— Start of Data listing —
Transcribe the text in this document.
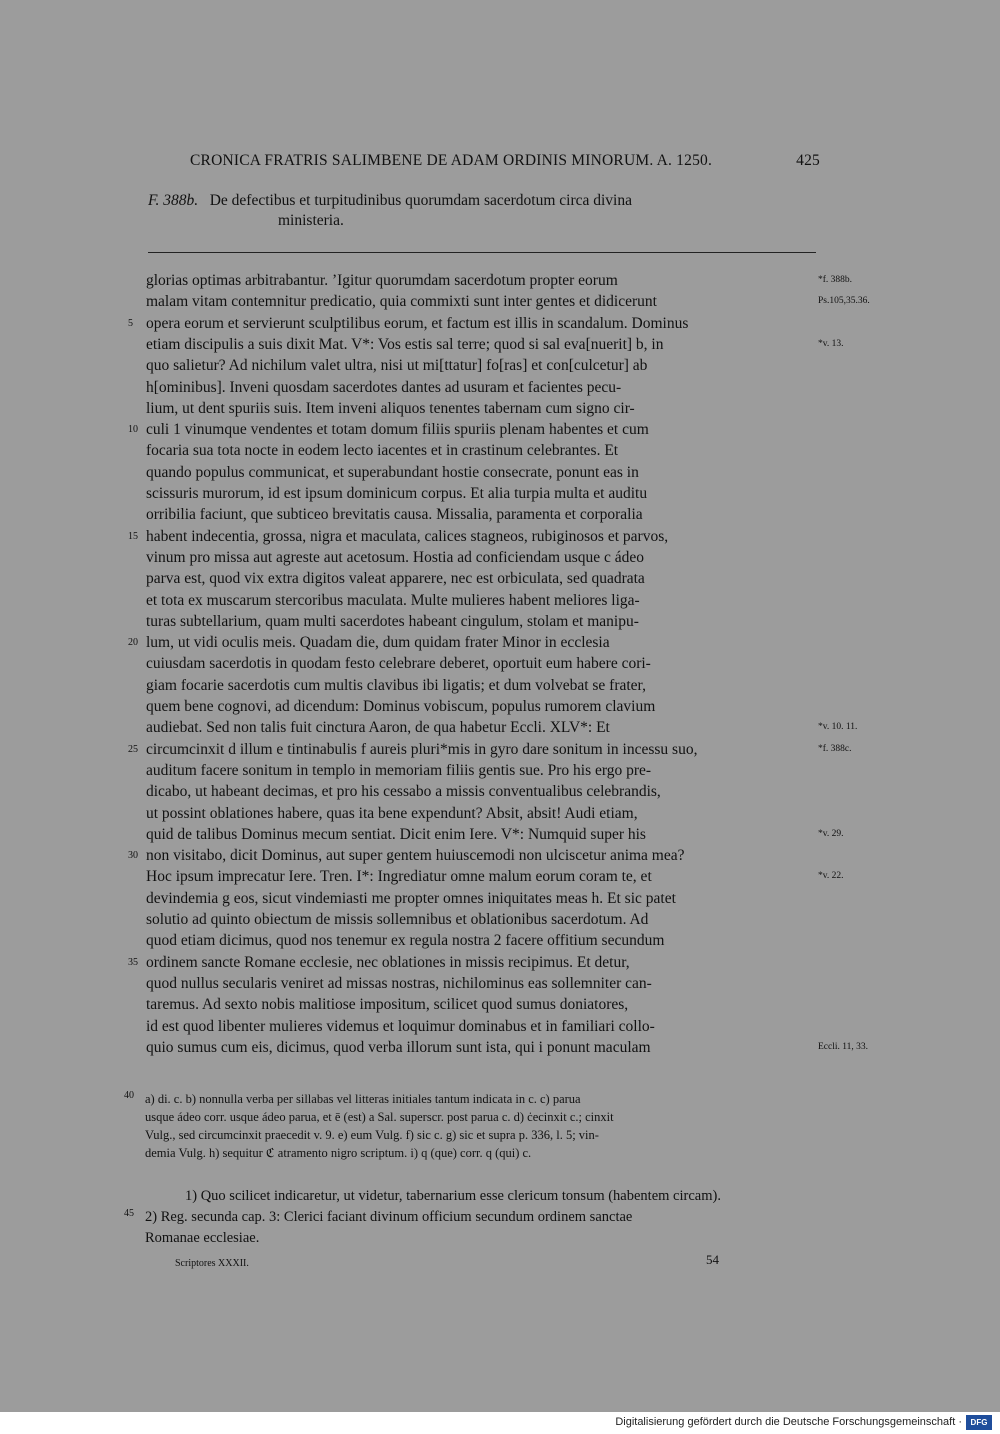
CRONICA FRATRIS SALIMBENE DE ADAM ORDINIS MINORUM. A. 1250.	425
F. 388b. De defectibus et turpitudinibus quorumdam sacerdotum circa divina
ministeria.
glorias optimas arbitrabantur. ʼIgitur quorumdam sacerdotum propter eorum	*f. 388b.
malam vitam contemnitur predicatio, quia commixti sunt inter gentes et didicerunt	Ps.105,35.36.
opera eorum et servierunt sculptilibus eorum, et factum est illis in scandalum. Dominus
5
etiam discipulis a suis dixit Mat. V*: Vos estis sal terre; quod si sal eva[nuerit] b, in	*v. 13.
quo salietur? Ad nichilum valet ultra, nisi ut mi[ttatur] fo[ras] et con[culcetur] ab
h[ominibus]. Inveni quosdam sacerdotes dantes ad usuram et facientes pecu-
lium, ut dent spuriis suis. Item inveni aliquos tenentes tabernam cum signo cir-
culi 1 vinumque vendentes et totam domum filiis spuriis plenam habentes et cum
10
focaria sua tota nocte in eodem lecto iacentes et in crastinum celebrantes. Et
quando populus communicat, et superabundant hostie consecrate, ponunt eas in
scissuris murorum, id est ipsum dominicum corpus. Et alia turpia multa et auditu
orribilia faciunt, que subticeo brevitatis causa. Missalia, paramenta et corporalia
habent indecentia, grossa, nigra et maculata, calices stagneos, rubiginosos et parvos,
15
vinum pro missa aut agreste aut acetosum. Hostia ad conficiendam usque c ádeo
parva est, quod vix extra digitos valeat apparere, nec est orbiculata, sed quadrata
et tota ex muscarum stercoribus maculata. Multe mulieres habent meliores liga-
turas subtellarium, quam multi sacerdotes habeant cingulum, stolam et manipu-
lum, ut vidi oculis meis. Quadam die, dum quidam frater Minor in ecclesia
20
cuiusdam sacerdotis in quodam festo celebrare deberet, oportuit eum habere cori-
giam focarie sacerdotis cum multis clavibus ibi ligatis; et dum volvebat se frater,
quem bene cognovi, ad dicendum: Dominus vobiscum, populus rumorem clavium
audiebat. Sed non talis fuit cinctura Aaron, de qua habetur Eccli. XLV*: Et	*v. 10. 11.
circumcinxit d illum e tintinabulis f aureis pluri*mis in gyro dare sonitum in incessu suo,
25	*f. 388c.
auditum facere sonitum in templo in memoriam filiis gentis sue. Pro his ergo pre-
dicabo, ut habeant decimas, et pro his cessabo a missis conventualibus celebrandis,
ut possint oblationes habere, quas ita bene expendunt? Absit, absit! Audi etiam,
quid de talibus Dominus mecum sentiat. Dicit enim Iere. V*: Numquid super his	*v. 29.
non visitabo, dicit Dominus, aut super gentem huiuscemodi non ulciscetur anima mea?
30
Hoc ipsum imprecatur Iere. Tren. I*: Ingrediatur omne malum eorum coram te, et	*v. 22.
devindemia g eos, sicut vindemiasti me propter omnes iniquitates meas h. Et sic patet
solutio ad quinto obiectum de missis sollemnibus et oblationibus sacerdotum. Ad
quod etiam dicimus, quod nos tenemur ex regula nostra 2 facere offitium secundum
ordinem sancte Romane ecclesie, nec oblationes in missis recipimus. Et detur,
35
quod nullus secularis veniret ad missas nostras, nichilominus eas sollemniter can-
taremus. Ad sexto nobis malitiose impositum, scilicet quod sumus doniatores,
id est quod libenter mulieres videmus et loquimur dominabus et in familiari collo-
quio sumus cum eis, dicimus, quod verba illorum sunt ista, qui i ponunt maculam	Eccli. 11, 33.
40 a) di. c. b) nonnulla verba per sillabas vel litteras initiales tantum indicata in c. c) parua
usque ádeo corr. usque ádeo parua, et ē (est) a Sal. superscr. post parua c. d) ċecinxit c.; cinxit
Vulg., sed circumcinxit praecedit v. 9. e) eum Vulg. f) sic c. g) sic et supra p. 336, l. 5; vin-
demia Vulg. h) sequitur ℭ atramento nigro scriptum. i) q (que) corr. q (qui) c.
45
1) Quo scilicet indicaretur, ut videtur, tabernarium esse clericum tonsum (habentem circam).
2) Reg. secunda cap. 3: Clerici faciant divinum officium secundum ordinem sanctae
Romanae ecclesiae.
Scriptores XXXII.	54
Digitalisierung gefördert durch die Deutsche Forschungsgemeinschaft ·	DFG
— End of Data listing —
### Written problem:
Transcribe the material exactly, and leave out whatever pictures it holds.

### Full solution:
Transcribe the text in this document.
CRONICA FRATRIS SALIMBENE DE ADAM ORDINIS MINORUM. A. 1250.	425
F. 388b. De defectibus et turpitudinibus quorumdam sacerdotum circa divina
ministeria.
glorias optimas arbitrabantur. ʼIgitur quorumdam sacerdotum propter eorum	*f. 388b.
malam vitam contemnitur predicatio, quia commixti sunt inter gentes et didicerunt	Ps.105,35.36.
opera eorum et servierunt sculptilibus eorum, et factum est illis in scandalum. Dominus
5
etiam discipulis a suis dixit Mat. V*: Vos estis sal terre; quod si sal eva[nuerit] b, in	*v. 13.
quo salietur? Ad nichilum valet ultra, nisi ut mi[ttatur] fo[ras] et con[culcetur] ab
h[ominibus]. Inveni quosdam sacerdotes dantes ad usuram et facientes pecu-
lium, ut dent spuriis suis. Item inveni aliquos tenentes tabernam cum signo cir-
culi 1 vinumque vendentes et totam domum filiis spuriis plenam habentes et cum
10
focaria sua tota nocte in eodem lecto iacentes et in crastinum celebrantes. Et
quando populus communicat, et superabundant hostie consecrate, ponunt eas in
scissuris murorum, id est ipsum dominicum corpus. Et alia turpia multa et auditu
orribilia faciunt, que subticeo brevitatis causa. Missalia, paramenta et corporalia
habent indecentia, grossa, nigra et maculata, calices stagneos, rubiginosos et parvos,
15
vinum pro missa aut agreste aut acetosum. Hostia ad conficiendam usque c ádeo
parva est, quod vix extra digitos valeat apparere, nec est orbiculata, sed quadrata
et tota ex muscarum stercoribus maculata. Multe mulieres habent meliores liga-
turas subtellarium, quam multi sacerdotes habeant cingulum, stolam et manipu-
lum, ut vidi oculis meis. Quadam die, dum quidam frater Minor in ecclesia
20
cuiusdam sacerdotis in quodam festo celebrare deberet, oportuit eum habere cori-
giam focarie sacerdotis cum multis clavibus ibi ligatis; et dum volvebat se frater,
quem bene cognovi, ad dicendum: Dominus vobiscum, populus rumorem clavium
audiebat. Sed non talis fuit cinctura Aaron, de qua habetur Eccli. XLV*: Et	*v. 10. 11.
circumcinxit d illum e tintinabulis f aureis pluri*mis in gyro dare sonitum in incessu suo,
25	*f. 388c.
auditum facere sonitum in templo in memoriam filiis gentis sue. Pro his ergo pre-
dicabo, ut habeant decimas, et pro his cessabo a missis conventualibus celebrandis,
ut possint oblationes habere, quas ita bene expendunt? Absit, absit! Audi etiam,
quid de talibus Dominus mecum sentiat. Dicit enim Iere. V*: Numquid super his	*v. 29.
non visitabo, dicit Dominus, aut super gentem huiuscemodi non ulciscetur anima mea?
30
Hoc ipsum imprecatur Iere. Tren. I*: Ingrediatur omne malum eorum coram te, et	*v. 22.
devindemia g eos, sicut vindemiasti me propter omnes iniquitates meas h. Et sic patet
solutio ad quinto obiectum de missis sollemnibus et oblationibus sacerdotum. Ad
quod etiam dicimus, quod nos tenemur ex regula nostra 2 facere offitium secundum
ordinem sancte Romane ecclesie, nec oblationes in missis recipimus. Et detur,
35
quod nullus secularis veniret ad missas nostras, nichilominus eas sollemniter can-
taremus. Ad sexto nobis malitiose impositum, scilicet quod sumus doniatores,
id est quod libenter mulieres videmus et loquimur dominabus et in familiari collo-
quio sumus cum eis, dicimus, quod verba illorum sunt ista, qui i ponunt maculam	Eccli. 11, 33.
40 a) di. c. b) nonnulla verba per sillabas vel litteras initiales tantum indicata in c. c) parua
usque ádeo corr. usque ádeo parua, et ē (est) a Sal. superscr. post parua c. d) ċecinxit c.; cinxit
Vulg., sed circumcinxit praecedit v. 9. e) eum Vulg. f) sic c. g) sic et supra p. 336, l. 5; vin-
demia Vulg. h) sequitur ℭ atramento nigro scriptum. i) q (que) corr. q (qui) c.
45
1) Quo scilicet indicaretur, ut videtur, tabernarium esse clericum tonsum (habentem circam).
2) Reg. secunda cap. 3: Clerici faciant divinum officium secundum ordinem sanctae
Romanae ecclesiae.
Scriptores XXXII.	54
Digitalisierung gefördert durch die Deutsche Forschungsgemeinschaft ·	DFG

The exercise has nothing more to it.